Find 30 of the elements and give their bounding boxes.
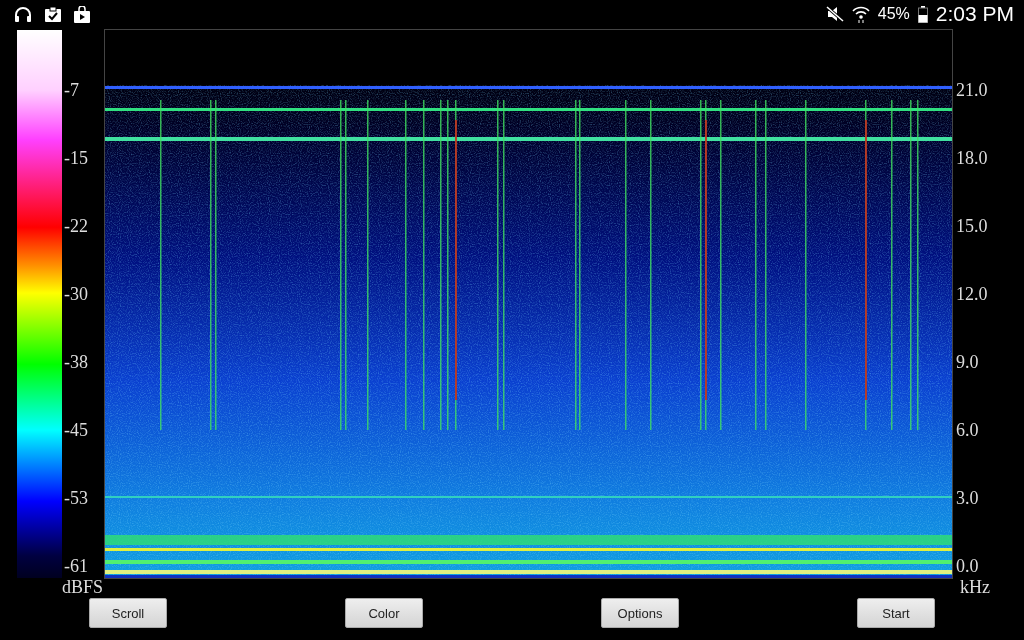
- shopping-bag-play-icon: [74, 5, 90, 23]
- headphones-icon: [14, 6, 32, 22]
- action-button[interactable]: Options: [601, 598, 679, 628]
- scale-label: -61: [64, 556, 88, 576]
- frequency-label: 3.0: [956, 488, 979, 508]
- frequency-label: 21.0: [956, 80, 988, 100]
- battery-icon: [917, 5, 928, 23]
- battery-percent: 45%: [877, 5, 910, 23]
- scale-label: -7: [64, 80, 79, 100]
- scale-label: -38: [64, 352, 88, 372]
- frequency-label: 9.0: [956, 352, 979, 372]
- frequency-label: 12.0: [956, 284, 988, 304]
- scale-label: -22: [64, 216, 88, 236]
- clipboard-check-icon: [44, 5, 62, 23]
- action-button[interactable]: Color: [345, 598, 423, 628]
- clock-time: 2:03 PM: [935, 2, 1014, 26]
- frequency-label: 15.0: [956, 216, 988, 236]
- frequency-label: 18.0: [956, 148, 988, 168]
- action-button[interactable]: Start: [857, 598, 935, 628]
- frequency-label: 6.0: [956, 420, 979, 440]
- frequency-label: 0.0: [956, 556, 979, 576]
- mute-icon: [825, 6, 844, 22]
- frequency-unit-label: kHz: [960, 578, 990, 596]
- scale-label: -53: [64, 488, 88, 508]
- scale-label: -45: [64, 420, 88, 440]
- scale-unit-label: dBFS: [62, 578, 104, 596]
- action-button[interactable]: Scroll: [89, 598, 167, 628]
- scale-label: -30: [64, 284, 88, 304]
- wifi-icon: [851, 5, 870, 23]
- scale-label: -15: [64, 148, 88, 168]
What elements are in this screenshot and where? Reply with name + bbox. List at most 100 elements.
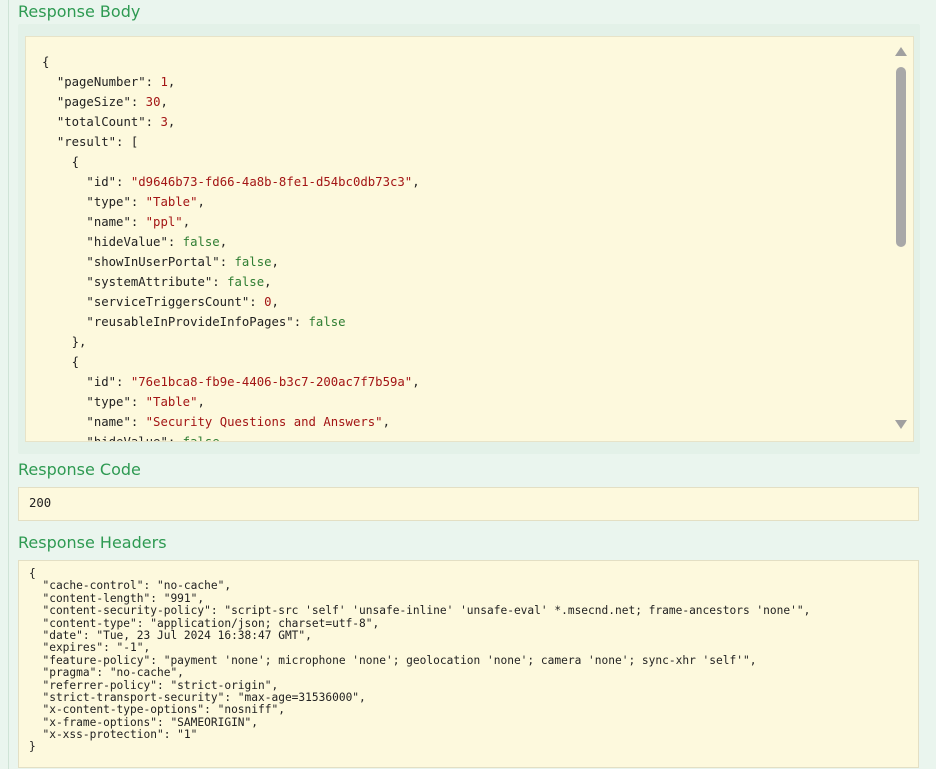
- body-code-line: "systemAttribute": false,: [42, 272, 420, 292]
- scrollbar-thumb[interactable]: [896, 67, 906, 247]
- code-token: "name": [86, 215, 131, 229]
- code-token: "Table": [145, 395, 198, 409]
- body-code-line: "type": "Table",: [42, 392, 420, 412]
- code-token: 30: [145, 95, 161, 109]
- scroll-down-icon[interactable]: [895, 420, 907, 429]
- code-token: "reusableInProvideInfoPages": [86, 315, 294, 329]
- body-code-line: "name": "Security Questions and Answers"…: [42, 412, 420, 432]
- code-token: ,: [167, 75, 176, 89]
- code-token: ,: [182, 215, 191, 229]
- code-token: {: [42, 355, 80, 369]
- code-token: :: [130, 415, 146, 429]
- code-token: :: [145, 75, 161, 89]
- body-code-line: {: [42, 52, 420, 72]
- code-token: 3: [160, 115, 168, 129]
- section-border: [8, 0, 9, 769]
- code-token: {: [42, 55, 50, 69]
- code-token: false: [234, 255, 272, 269]
- code-token: ,: [271, 255, 279, 269]
- body-scrollbar[interactable]: [889, 37, 913, 441]
- code-token: "serviceTriggersCount": [86, 295, 250, 309]
- code-token: "d9646b73-fd66-4a8b-8fe1-d54bc0db73c3": [130, 175, 413, 189]
- code-token: "pageSize": [56, 95, 131, 109]
- code-token: ,: [219, 235, 228, 249]
- code-token: "type": [86, 395, 131, 409]
- code-token: :: [219, 255, 235, 269]
- response-headers-box: { "cache-control": "no-cache", "content-…: [18, 560, 919, 768]
- header-line: }: [29, 740, 36, 754]
- code-token: ,: [167, 115, 176, 129]
- body-code-line: "showInUserPortal": false,: [42, 252, 420, 272]
- code-token: "Security Questions and Answers": [145, 415, 383, 429]
- code-token: 1: [160, 75, 168, 89]
- body-code-line: "type": "Table",: [42, 192, 420, 212]
- code-token: false: [308, 315, 346, 329]
- code-token: "systemAttribute": [86, 275, 213, 289]
- body-code-line: "serviceTriggersCount": 0,: [42, 292, 420, 312]
- code-token: "type": [86, 195, 131, 209]
- body-code-line: "id": "d9646b73-fd66-4a8b-8fe1-d54bc0db7…: [42, 172, 420, 192]
- code-token: ,: [412, 175, 420, 189]
- code-token: ,: [197, 195, 205, 209]
- code-token: :: [130, 395, 146, 409]
- body-code-line: "result": [: [42, 132, 420, 152]
- code-token: "name": [86, 415, 131, 429]
- code-token: :: [130, 95, 146, 109]
- body-code-line: {: [42, 152, 420, 172]
- body-code-line: "reusableInProvideInfoPages": false: [42, 312, 420, 332]
- code-token: ,: [412, 375, 420, 389]
- code-token: :: [293, 315, 309, 329]
- code-token: :: [167, 235, 183, 249]
- code-token: :: [116, 375, 131, 389]
- code-token: 0: [264, 295, 272, 309]
- code-token: :: [212, 275, 228, 289]
- body-code-line: "hideValue": false,: [42, 432, 420, 442]
- header-line: "cache-control": "no-cache",: [29, 579, 232, 593]
- code-token: ,: [197, 395, 205, 409]
- code-token: "result": [56, 135, 117, 149]
- body-code-line: "pageSize": 30,: [42, 92, 420, 112]
- code-token: ,: [271, 295, 279, 309]
- code-token: {: [42, 155, 80, 169]
- code-token: "Table": [145, 195, 198, 209]
- code-token: ,: [382, 415, 390, 429]
- code-token: ,: [160, 95, 168, 109]
- code-token: "id": [86, 175, 117, 189]
- code-token: "76e1bca8-fb9e-4406-b3c7-200ac7f7b59a": [130, 375, 413, 389]
- response-body-title: Response Body: [18, 2, 141, 21]
- header-line: "x-content-type-options": "nosniff",: [29, 703, 285, 717]
- header-line: "content-security-policy": "script-src '…: [29, 604, 811, 618]
- body-code-line: {: [42, 352, 420, 372]
- code-token: false: [182, 435, 220, 442]
- code-token: :: [130, 215, 146, 229]
- scroll-up-icon[interactable]: [895, 47, 907, 56]
- code-token: :: [116, 175, 131, 189]
- code-token: ,: [264, 275, 272, 289]
- code-token: "showInUserPortal": [86, 255, 220, 269]
- body-code-line: "id": "76e1bca8-fb9e-4406-b3c7-200ac7f7b…: [42, 372, 420, 392]
- response-body-panel[interactable]: { "pageNumber": 1, "pageSize": 30, "tota…: [25, 36, 914, 442]
- code-token: :: [145, 115, 161, 129]
- header-line: "expires": "-1",: [29, 641, 151, 655]
- code-token: false: [227, 275, 265, 289]
- response-code-box: 200: [18, 487, 919, 521]
- code-token: "totalCount": [56, 115, 146, 129]
- response-headers-code: { "cache-control": "no-cache", "content-…: [29, 567, 811, 754]
- body-code-line: "name": "ppl",: [42, 212, 420, 232]
- code-token: "hideValue": [86, 435, 168, 442]
- code-token: : [: [116, 135, 139, 149]
- body-code-line: "totalCount": 3,: [42, 112, 420, 132]
- response-body-code: { "pageNumber": 1, "pageSize": 30, "tota…: [42, 52, 420, 442]
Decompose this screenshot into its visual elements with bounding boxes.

++++++

> [Task goal]:
Can you rewrite all of the material above with each "scale-label" replaced by "level-label" and nothing else changed, leaving the pictures out?

> [Solution for this problem]:
Find 30 of the elements and give their bounding boxes.
- shopping-bag-play-icon: [74, 5, 90, 23]
- headphones-icon: [14, 6, 32, 22]
- action-button[interactable]: Options: [601, 598, 679, 628]
- level-label: -61: [64, 556, 88, 576]
- frequency-label: 3.0: [956, 488, 979, 508]
- frequency-label: 21.0: [956, 80, 988, 100]
- battery-icon: [917, 5, 928, 23]
- battery-percent: 45%: [877, 5, 910, 23]
- level-label: -7: [64, 80, 79, 100]
- level-label: -38: [64, 352, 88, 372]
- frequency-label: 9.0: [956, 352, 979, 372]
- frequency-label: 12.0: [956, 284, 988, 304]
- level-label: -22: [64, 216, 88, 236]
- clipboard-check-icon: [44, 5, 62, 23]
- action-button[interactable]: Color: [345, 598, 423, 628]
- clock-time: 2:03 PM: [935, 2, 1014, 26]
- frequency-label: 15.0: [956, 216, 988, 236]
- frequency-label: 18.0: [956, 148, 988, 168]
- action-button[interactable]: Start: [857, 598, 935, 628]
- frequency-label: 6.0: [956, 420, 979, 440]
- frequency-label: 0.0: [956, 556, 979, 576]
- mute-icon: [825, 6, 844, 22]
- frequency-unit-label: kHz: [960, 578, 990, 596]
- level-label: -53: [64, 488, 88, 508]
- level-label: -45: [64, 420, 88, 440]
- scale-unit-label: dBFS: [62, 578, 104, 596]
- action-button[interactable]: Scroll: [89, 598, 167, 628]
- level-label: -30: [64, 284, 88, 304]
- wifi-icon: [851, 5, 870, 23]
- level-label: -15: [64, 148, 88, 168]
What elements are in this screenshot and where? Reply with name + bbox. List at most 100 elements.
- body-code-line: "systemAttribute": false,: [42, 272, 420, 292]
- scrollbar-thumb[interactable]: [896, 67, 906, 247]
- code-token: "name": [86, 215, 131, 229]
- code-token: "Table": [145, 395, 198, 409]
- body-code-line: "type": "Table",: [42, 392, 420, 412]
- code-token: 30: [145, 95, 161, 109]
- scroll-down-icon[interactable]: [895, 420, 907, 429]
- code-token: "reusableInProvideInfoPages": [86, 315, 294, 329]
- body-code-line: "name": "Security Questions and Answers"…: [42, 412, 420, 432]
- code-token: ,: [167, 75, 176, 89]
- code-token: ,: [182, 215, 191, 229]
- code-token: {: [42, 355, 80, 369]
- code-token: :: [130, 415, 146, 429]
- code-token: :: [145, 75, 161, 89]
- body-code-line: {: [42, 52, 420, 72]
- code-token: 3: [160, 115, 168, 129]
- section-border: [8, 0, 9, 769]
- code-token: {: [42, 55, 50, 69]
- code-token: false: [234, 255, 272, 269]
- code-token: ,: [271, 255, 279, 269]
- body-scrollbar[interactable]: [889, 37, 913, 441]
- code-token: "serviceTriggersCount": [86, 295, 250, 309]
- code-token: "d9646b73-fd66-4a8b-8fe1-d54bc0db73c3": [130, 175, 413, 189]
- code-token: "pageSize": [56, 95, 131, 109]
- code-token: ,: [219, 235, 228, 249]
- code-token: "type": [86, 395, 131, 409]
- code-token: :: [219, 255, 235, 269]
- response-headers-box: { "cache-control": "no-cache", "content-…: [18, 560, 919, 768]
- header-line: }: [29, 740, 36, 754]
- code-token: ,: [167, 115, 176, 129]
- body-code-line: "showInUserPortal": false,: [42, 252, 420, 272]
- code-token: "Security Questions and Answers": [145, 415, 383, 429]
- code-token: 1: [160, 75, 168, 89]
- body-code-line: "type": "Table",: [42, 192, 420, 212]
- code-token: false: [308, 315, 346, 329]
- code-token: "systemAttribute": [86, 275, 213, 289]
- body-code-line: "serviceTriggersCount": 0,: [42, 292, 420, 312]
- code-token: "type": [86, 195, 131, 209]
- body-code-line: "id": "d9646b73-fd66-4a8b-8fe1-d54bc0db7…: [42, 172, 420, 192]
- code-token: ,: [412, 175, 420, 189]
- code-token: ,: [197, 195, 205, 209]
- code-token: :: [130, 395, 146, 409]
- body-code-line: "result": [: [42, 132, 420, 152]
- code-token: "name": [86, 415, 131, 429]
- code-token: :: [130, 95, 146, 109]
- body-code-line: {: [42, 152, 420, 172]
- body-code-line: "reusableInProvideInfoPages": false: [42, 312, 420, 332]
- code-token: ,: [412, 375, 420, 389]
- code-token: :: [293, 315, 309, 329]
- code-token: :: [167, 235, 183, 249]
- code-token: :: [116, 375, 131, 389]
- code-token: 0: [264, 295, 272, 309]
- code-token: :: [212, 275, 228, 289]
- body-code-line: "hideValue": false,: [42, 432, 420, 442]
- header-line: "cache-control": "no-cache",: [29, 579, 232, 593]
- code-token: ,: [197, 395, 205, 409]
- code-token: "result": [56, 135, 117, 149]
- body-code-line: "pageSize": 30,: [42, 92, 420, 112]
- code-token: ,: [271, 295, 279, 309]
- code-token: {: [42, 155, 80, 169]
- code-token: "Table": [145, 195, 198, 209]
- code-token: ,: [382, 415, 390, 429]
- code-token: ,: [160, 95, 168, 109]
- code-token: "id": [86, 175, 117, 189]
- code-token: "76e1bca8-fb9e-4406-b3c7-200ac7f7b59a": [130, 375, 413, 389]
- response-body-title: Response Body: [18, 2, 141, 21]
- header-line: "x-content-type-options": "nosniff",: [29, 703, 285, 717]
- header-line: "content-security-policy": "script-src '…: [29, 604, 811, 618]
- body-code-line: {: [42, 352, 420, 372]
- code-token: false: [182, 435, 220, 442]
- code-token: :: [130, 215, 146, 229]
- scroll-up-icon[interactable]: [895, 47, 907, 56]
- code-token: :: [116, 175, 131, 189]
- code-token: ,: [264, 275, 272, 289]
- code-token: "showInUserPortal": [86, 255, 220, 269]
- body-code-line: "id": "76e1bca8-fb9e-4406-b3c7-200ac7f7b…: [42, 372, 420, 392]
- response-body-panel[interactable]: { "pageNumber": 1, "pageSize": 30, "tota…: [25, 36, 914, 442]
- code-token: :: [145, 115, 161, 129]
- header-line: "expires": "-1",: [29, 641, 151, 655]
- code-token: false: [227, 275, 265, 289]
- response-code-box: 200: [18, 487, 919, 521]
- code-token: "totalCount": [56, 115, 146, 129]
- response-headers-code: { "cache-control": "no-cache", "content-…: [29, 567, 811, 754]
- body-code-line: "name": "ppl",: [42, 212, 420, 232]
- code-token: "hideValue": [86, 435, 168, 442]
- code-token: : [: [116, 135, 139, 149]
- body-code-line: "totalCount": 3,: [42, 112, 420, 132]
- response-body-code: { "pageNumber": 1, "pageSize": 30, "tota…: [42, 52, 420, 442]
Decompose this screenshot into its visual elements with bounding boxes.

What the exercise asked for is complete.